--- Start of ENTRIES PROVIDED ---
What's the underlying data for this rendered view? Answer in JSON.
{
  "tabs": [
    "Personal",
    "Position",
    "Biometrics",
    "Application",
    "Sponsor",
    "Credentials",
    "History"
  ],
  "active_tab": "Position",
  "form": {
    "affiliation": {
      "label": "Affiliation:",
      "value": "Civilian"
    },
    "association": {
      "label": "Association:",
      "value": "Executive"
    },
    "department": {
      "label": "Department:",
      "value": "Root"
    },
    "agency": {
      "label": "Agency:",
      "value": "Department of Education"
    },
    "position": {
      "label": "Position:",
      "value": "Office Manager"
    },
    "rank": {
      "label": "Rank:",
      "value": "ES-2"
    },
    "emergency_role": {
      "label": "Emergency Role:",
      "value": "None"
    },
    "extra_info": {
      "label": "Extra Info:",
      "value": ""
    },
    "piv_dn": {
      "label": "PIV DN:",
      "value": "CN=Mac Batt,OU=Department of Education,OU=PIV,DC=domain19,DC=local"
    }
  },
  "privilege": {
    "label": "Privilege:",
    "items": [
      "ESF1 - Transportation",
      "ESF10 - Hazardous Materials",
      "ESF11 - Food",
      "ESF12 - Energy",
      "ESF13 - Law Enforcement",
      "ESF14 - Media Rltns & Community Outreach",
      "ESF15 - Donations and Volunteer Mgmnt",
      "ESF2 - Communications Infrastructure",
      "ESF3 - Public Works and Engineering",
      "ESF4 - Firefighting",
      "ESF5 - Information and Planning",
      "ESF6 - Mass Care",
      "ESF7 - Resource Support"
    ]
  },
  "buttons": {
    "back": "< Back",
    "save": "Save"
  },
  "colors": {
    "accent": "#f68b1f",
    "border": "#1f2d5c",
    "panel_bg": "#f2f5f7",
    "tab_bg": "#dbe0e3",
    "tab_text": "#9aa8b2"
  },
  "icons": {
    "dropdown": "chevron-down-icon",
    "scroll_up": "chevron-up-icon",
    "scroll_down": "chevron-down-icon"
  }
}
--- End of ENTRIES PROVIDED ---
-- EXERCISE --
Go through the listing above and return every line where the word "value" occurs.

-- EXERCISE OUTPUT --
      "value": "Civilian"
      "value": "Executive"
      "value": "Root"
      "value": "Department of Education"
      "value": "Office Manager"
      "value": "ES-2"
      "value": "None"
      "value": ""
      "value": "CN=Mac Batt,OU=Department of Education,OU=PIV,DC=domain19,DC=local"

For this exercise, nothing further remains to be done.